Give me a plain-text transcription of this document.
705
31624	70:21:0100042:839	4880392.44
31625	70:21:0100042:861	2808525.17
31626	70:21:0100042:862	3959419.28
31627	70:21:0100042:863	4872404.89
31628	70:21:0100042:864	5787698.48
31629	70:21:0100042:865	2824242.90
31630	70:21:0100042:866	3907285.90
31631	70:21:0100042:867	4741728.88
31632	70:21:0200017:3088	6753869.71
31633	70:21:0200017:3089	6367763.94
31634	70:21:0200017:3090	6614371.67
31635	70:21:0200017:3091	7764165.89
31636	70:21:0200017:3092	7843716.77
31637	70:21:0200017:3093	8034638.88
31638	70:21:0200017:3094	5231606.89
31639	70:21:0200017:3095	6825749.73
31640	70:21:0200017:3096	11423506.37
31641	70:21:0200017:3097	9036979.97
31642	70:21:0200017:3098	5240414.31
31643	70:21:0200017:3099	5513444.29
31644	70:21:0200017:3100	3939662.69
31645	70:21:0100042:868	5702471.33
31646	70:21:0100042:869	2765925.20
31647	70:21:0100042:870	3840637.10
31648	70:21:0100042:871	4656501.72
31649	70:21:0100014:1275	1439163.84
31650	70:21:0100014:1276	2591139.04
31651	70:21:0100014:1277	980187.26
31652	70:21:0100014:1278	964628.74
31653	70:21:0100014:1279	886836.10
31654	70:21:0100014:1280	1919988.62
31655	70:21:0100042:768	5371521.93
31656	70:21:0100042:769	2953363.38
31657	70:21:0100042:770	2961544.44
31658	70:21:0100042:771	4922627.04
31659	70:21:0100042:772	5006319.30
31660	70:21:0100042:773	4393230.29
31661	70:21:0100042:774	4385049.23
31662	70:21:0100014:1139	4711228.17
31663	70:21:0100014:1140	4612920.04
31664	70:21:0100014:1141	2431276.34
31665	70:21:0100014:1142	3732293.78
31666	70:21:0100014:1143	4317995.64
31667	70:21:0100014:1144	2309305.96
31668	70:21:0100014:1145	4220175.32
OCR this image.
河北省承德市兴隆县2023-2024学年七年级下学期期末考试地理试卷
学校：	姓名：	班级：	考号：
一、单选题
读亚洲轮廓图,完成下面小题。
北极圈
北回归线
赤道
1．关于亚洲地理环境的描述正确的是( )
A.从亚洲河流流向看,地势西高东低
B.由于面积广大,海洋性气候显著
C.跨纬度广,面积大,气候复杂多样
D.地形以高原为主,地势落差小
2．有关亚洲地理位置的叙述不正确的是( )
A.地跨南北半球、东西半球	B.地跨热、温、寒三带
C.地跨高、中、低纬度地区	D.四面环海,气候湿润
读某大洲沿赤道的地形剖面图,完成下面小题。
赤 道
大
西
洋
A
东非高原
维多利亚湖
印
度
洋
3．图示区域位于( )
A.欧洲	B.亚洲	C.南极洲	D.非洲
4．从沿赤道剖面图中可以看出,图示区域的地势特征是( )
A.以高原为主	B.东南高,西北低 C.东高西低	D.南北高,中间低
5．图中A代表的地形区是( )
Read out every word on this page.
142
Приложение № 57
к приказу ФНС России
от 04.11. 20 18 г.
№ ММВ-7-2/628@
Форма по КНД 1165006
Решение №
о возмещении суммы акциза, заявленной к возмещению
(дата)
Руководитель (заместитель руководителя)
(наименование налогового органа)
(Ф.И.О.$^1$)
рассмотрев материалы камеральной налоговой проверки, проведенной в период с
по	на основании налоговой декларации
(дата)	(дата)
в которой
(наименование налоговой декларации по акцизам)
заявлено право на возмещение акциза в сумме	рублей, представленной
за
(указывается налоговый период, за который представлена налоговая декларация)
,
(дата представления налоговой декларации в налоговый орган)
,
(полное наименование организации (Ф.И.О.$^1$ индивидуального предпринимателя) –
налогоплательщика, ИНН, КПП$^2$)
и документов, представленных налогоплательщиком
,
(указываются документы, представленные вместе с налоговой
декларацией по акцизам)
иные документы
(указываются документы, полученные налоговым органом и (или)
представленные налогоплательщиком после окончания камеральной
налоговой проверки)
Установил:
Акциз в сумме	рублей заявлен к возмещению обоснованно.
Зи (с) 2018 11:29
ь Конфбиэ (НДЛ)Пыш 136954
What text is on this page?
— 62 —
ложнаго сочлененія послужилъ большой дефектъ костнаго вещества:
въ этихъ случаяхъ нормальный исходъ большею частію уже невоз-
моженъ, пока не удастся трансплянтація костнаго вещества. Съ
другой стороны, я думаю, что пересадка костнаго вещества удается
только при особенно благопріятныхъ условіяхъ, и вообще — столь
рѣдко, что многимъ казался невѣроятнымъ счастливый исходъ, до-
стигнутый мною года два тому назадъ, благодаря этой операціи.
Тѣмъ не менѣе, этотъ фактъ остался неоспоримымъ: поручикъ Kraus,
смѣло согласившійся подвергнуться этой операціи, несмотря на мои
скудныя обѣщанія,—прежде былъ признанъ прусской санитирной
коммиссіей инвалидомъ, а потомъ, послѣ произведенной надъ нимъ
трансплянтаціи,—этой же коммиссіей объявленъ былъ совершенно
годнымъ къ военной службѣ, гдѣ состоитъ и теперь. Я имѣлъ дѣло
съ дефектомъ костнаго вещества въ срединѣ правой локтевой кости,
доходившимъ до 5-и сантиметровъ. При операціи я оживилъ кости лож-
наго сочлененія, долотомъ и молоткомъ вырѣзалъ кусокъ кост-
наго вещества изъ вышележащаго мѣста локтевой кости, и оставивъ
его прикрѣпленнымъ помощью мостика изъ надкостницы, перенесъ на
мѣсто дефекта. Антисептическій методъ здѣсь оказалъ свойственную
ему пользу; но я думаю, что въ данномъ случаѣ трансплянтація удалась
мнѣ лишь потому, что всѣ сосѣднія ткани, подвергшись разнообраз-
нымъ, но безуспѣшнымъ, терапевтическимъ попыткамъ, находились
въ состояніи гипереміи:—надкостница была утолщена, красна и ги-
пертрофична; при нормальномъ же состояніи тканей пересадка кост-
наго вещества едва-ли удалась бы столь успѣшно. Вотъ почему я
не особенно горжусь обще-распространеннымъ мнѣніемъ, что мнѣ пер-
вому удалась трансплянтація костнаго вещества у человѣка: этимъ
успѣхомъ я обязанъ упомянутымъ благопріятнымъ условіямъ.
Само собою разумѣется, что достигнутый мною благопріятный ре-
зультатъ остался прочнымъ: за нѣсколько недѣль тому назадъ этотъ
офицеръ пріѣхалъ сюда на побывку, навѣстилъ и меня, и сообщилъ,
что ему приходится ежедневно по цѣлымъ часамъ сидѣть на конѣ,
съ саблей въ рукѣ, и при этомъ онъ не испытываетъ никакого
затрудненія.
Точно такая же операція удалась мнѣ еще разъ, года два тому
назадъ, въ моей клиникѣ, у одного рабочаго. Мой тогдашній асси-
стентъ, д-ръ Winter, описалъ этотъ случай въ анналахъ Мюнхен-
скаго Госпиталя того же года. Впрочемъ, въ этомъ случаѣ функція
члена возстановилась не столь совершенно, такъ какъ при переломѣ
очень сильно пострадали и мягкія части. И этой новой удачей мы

◆ ◆ ◆ ◆

Write out every line exactly as it stands.

Give me a plain-text transcription of this document.
705
31624	70:21:0100042:839	4880392.44
31625	70:21:0100042:861	2808525.17
31626	70:21:0100042:862	3959419.28
31627	70:21:0100042:863	4872404.89
31628	70:21:0100042:864	5787698.48
31629	70:21:0100042:865	2824242.90
31630	70:21:0100042:866	3907285.90
31631	70:21:0100042:867	4741728.88
31632	70:21:0200017:3088	6753869.71
31633	70:21:0200017:3089	6367763.94
31634	70:21:0200017:3090	6614371.67
31635	70:21:0200017:3091	7764165.89
31636	70:21:0200017:3092	7843716.77
31637	70:21:0200017:3093	8034638.88
31638	70:21:0200017:3094	5231606.89
31639	70:21:0200017:3095	6825749.73
31640	70:21:0200017:3096	11423506.37
31641	70:21:0200017:3097	9036979.97
31642	70:21:0200017:3098	5240414.31
31643	70:21:0200017:3099	5513444.29
31644	70:21:0200017:3100	3939662.69
31645	70:21:0100042:868	5702471.33
31646	70:21:0100042:869	2765925.20
31647	70:21:0100042:870	3840637.10
31648	70:21:0100042:871	4656501.72
31649	70:21:0100014:1275	1439163.84
31650	70:21:0100014:1276	2591139.04
31651	70:21:0100014:1277	980187.26
31652	70:21:0100014:1278	964628.74
31653	70:21:0100014:1279	886836.10
31654	70:21:0100014:1280	1919988.62
31655	70:21:0100042:768	5371521.93
31656	70:21:0100042:769	2953363.38
31657	70:21:0100042:770	2961544.44
31658	70:21:0100042:771	4922627.04
31659	70:21:0100042:772	5006319.30
31660	70:21:0100042:773	4393230.29
31661	70:21:0100042:774	4385049.23
31662	70:21:0100014:1139	4711228.17
31663	70:21:0100014:1140	4612920.04
31664	70:21:0100014:1141	2431276.34
31665	70:21:0100014:1142	3732293.78
31666	70:21:0100014:1143	4317995.64
31667	70:21:0100014:1144	2309305.96
31668	70:21:0100014:1145	4220175.32
OCR this image.
河北省承德市兴隆县2023-2024学年七年级下学期期末考试地理试卷
学校：	姓名：	班级：	考号：
一、单选题
读亚洲轮廓图,完成下面小题。
北极圈
北回归线
赤道
1．关于亚洲地理环境的描述正确的是( )
A.从亚洲河流流向看,地势西高东低
B.由于面积广大,海洋性气候显著
C.跨纬度广,面积大,气候复杂多样
D.地形以高原为主,地势落差小
2．有关亚洲地理位置的叙述不正确的是( )
A.地跨南北半球、东西半球	B.地跨热、温、寒三带
C.地跨高、中、低纬度地区	D.四面环海,气候湿润
读某大洲沿赤道的地形剖面图,完成下面小题。
赤 道
大
西
洋
A
东非高原
维多利亚湖
印
度
洋
3．图示区域位于( )
A.欧洲	B.亚洲	C.南极洲	D.非洲
4．从沿赤道剖面图中可以看出,图示区域的地势特征是( )
A.以高原为主	B.东南高,西北低 C.东高西低	D.南北高,中间低
5．图中A代表的地形区是( )
Read out every word on this page.
142
Приложение № 57
к приказу ФНС России
от 04.11. 20 18 г.
№ ММВ-7-2/628@
Форма по КНД 1165006
Решение №
о возмещении суммы акциза, заявленной к возмещению
(дата)
Руководитель (заместитель руководителя)
(наименование налогового органа)
(Ф.И.О.$^1$)
рассмотрев материалы камеральной налоговой проверки, проведенной в период с
по	на основании налоговой декларации
(дата)	(дата)
в которой
(наименование налоговой декларации по акцизам)
заявлено право на возмещение акциза в сумме	рублей, представленной
за
(указывается налоговый период, за который представлена налоговая декларация)
,
(дата представления налоговой декларации в налоговый орган)
,
(полное наименование организации (Ф.И.О.$^1$ индивидуального предпринимателя) –
налогоплательщика, ИНН, КПП$^2$)
и документов, представленных налогоплательщиком
,
(указываются документы, представленные вместе с налоговой
декларацией по акцизам)
иные документы
(указываются документы, полученные налоговым органом и (или)
представленные налогоплательщиком после окончания камеральной
налоговой проверки)
Установил:
Акциз в сумме	рублей заявлен к возмещению обоснованно.
Зи (с) 2018 11:29
ь Конфбиэ (НДЛ)Пыш 136954
What text is on this page?
— 62 —
ложнаго сочлененія послужилъ большой дефектъ костнаго вещества:
въ этихъ случаяхъ нормальный исходъ большею частію уже невоз-
моженъ, пока не удастся трансплянтація костнаго вещества. Съ
другой стороны, я думаю, что пересадка костнаго вещества удается
только при особенно благопріятныхъ условіяхъ, и вообще — столь
рѣдко, что многимъ казался невѣроятнымъ счастливый исходъ, до-
стигнутый мною года два тому назадъ, благодаря этой операціи.
Тѣмъ не менѣе, этотъ фактъ остался неоспоримымъ: поручикъ Kraus,
смѣло согласившійся подвергнуться этой операціи, несмотря на мои
скудныя обѣщанія,—прежде былъ признанъ прусской санитирной
коммиссіей инвалидомъ, а потомъ, послѣ произведенной надъ нимъ
трансплянтаціи,—этой же коммиссіей объявленъ былъ совершенно
годнымъ къ военной службѣ, гдѣ состоитъ и теперь. Я имѣлъ дѣло
съ дефектомъ костнаго вещества въ срединѣ правой локтевой кости,
доходившимъ до 5-и сантиметровъ. При операціи я оживилъ кости лож-
наго сочлененія, долотомъ и молоткомъ вырѣзалъ кусокъ кост-
наго вещества изъ вышележащаго мѣста локтевой кости, и оставивъ
его прикрѣпленнымъ помощью мостика изъ надкостницы, перенесъ на
мѣсто дефекта. Антисептическій методъ здѣсь оказалъ свойственную
ему пользу; но я думаю, что въ данномъ случаѣ трансплянтація удалась
мнѣ лишь потому, что всѣ сосѣднія ткани, подвергшись разнообраз-
нымъ, но безуспѣшнымъ, терапевтическимъ попыткамъ, находились
въ состояніи гипереміи:—надкостница была утолщена, красна и ги-
пертрофична; при нормальномъ же состояніи тканей пересадка кост-
наго вещества едва-ли удалась бы столь успѣшно. Вотъ почему я
не особенно горжусь обще-распространеннымъ мнѣніемъ, что мнѣ пер-
вому удалась трансплянтація костнаго вещества у человѣка: этимъ
успѣхомъ я обязанъ упомянутымъ благопріятнымъ условіямъ.
Само собою разумѣется, что достигнутый мною благопріятный ре-
зультатъ остался прочнымъ: за нѣсколько недѣль тому назадъ этотъ
офицеръ пріѣхалъ сюда на побывку, навѣстилъ и меня, и сообщилъ,
что ему приходится ежедневно по цѣлымъ часамъ сидѣть на конѣ,
съ саблей въ рукѣ, и при этомъ онъ не испытываетъ никакого
затрудненія.
Точно такая же операція удалась мнѣ еще разъ, года два тому
назадъ, въ моей клиникѣ, у одного рабочаго. Мой тогдашній асси-
стентъ, д-ръ Winter, описалъ этотъ случай въ анналахъ Мюнхен-
скаго Госпиталя того же года. Впрочемъ, въ этомъ случаѣ функція
члена возстановилась не столь совершенно, такъ какъ при переломѣ
очень сильно пострадали и мягкія части. И этой новой удачей мы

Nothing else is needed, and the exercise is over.